--- start DATASET ROWS ---

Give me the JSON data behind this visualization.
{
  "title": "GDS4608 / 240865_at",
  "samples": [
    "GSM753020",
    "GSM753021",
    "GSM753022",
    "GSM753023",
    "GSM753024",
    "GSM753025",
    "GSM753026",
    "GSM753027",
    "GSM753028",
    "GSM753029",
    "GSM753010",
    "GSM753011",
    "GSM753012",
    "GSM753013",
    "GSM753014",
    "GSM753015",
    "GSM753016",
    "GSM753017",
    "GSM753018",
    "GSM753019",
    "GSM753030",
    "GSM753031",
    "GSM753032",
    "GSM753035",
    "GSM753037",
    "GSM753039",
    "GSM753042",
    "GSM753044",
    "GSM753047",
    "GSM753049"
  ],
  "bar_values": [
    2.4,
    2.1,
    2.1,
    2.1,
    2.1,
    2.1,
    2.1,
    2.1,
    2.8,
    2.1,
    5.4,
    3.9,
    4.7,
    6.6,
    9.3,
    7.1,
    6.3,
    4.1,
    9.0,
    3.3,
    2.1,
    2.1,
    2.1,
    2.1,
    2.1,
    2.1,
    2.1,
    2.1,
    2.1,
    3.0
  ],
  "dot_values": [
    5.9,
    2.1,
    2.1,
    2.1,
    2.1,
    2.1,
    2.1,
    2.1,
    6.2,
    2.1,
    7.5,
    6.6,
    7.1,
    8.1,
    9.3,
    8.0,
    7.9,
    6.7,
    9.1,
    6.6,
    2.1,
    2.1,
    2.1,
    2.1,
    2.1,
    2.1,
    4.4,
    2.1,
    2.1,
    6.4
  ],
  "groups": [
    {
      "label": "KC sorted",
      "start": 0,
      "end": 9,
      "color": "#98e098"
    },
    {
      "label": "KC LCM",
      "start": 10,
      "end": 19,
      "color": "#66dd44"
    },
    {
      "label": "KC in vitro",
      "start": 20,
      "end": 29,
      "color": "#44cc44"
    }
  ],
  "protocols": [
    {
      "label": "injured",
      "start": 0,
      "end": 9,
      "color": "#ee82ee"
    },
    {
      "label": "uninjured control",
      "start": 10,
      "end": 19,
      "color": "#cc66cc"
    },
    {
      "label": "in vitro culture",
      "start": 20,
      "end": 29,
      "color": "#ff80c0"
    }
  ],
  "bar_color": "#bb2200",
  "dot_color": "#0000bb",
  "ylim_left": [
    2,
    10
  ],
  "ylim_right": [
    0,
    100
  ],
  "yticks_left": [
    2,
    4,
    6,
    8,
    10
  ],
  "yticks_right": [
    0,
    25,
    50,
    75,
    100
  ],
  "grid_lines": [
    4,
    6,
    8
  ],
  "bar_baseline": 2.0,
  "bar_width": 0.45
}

--- end DATASET ROWS ---

TASK DIRECTIONS =
Each line in the listing above that contains "vitro" should be copied.

REPLY TO THE EXERCISE =
      "label": "KC in vitro",
      "label": "in vitro culture",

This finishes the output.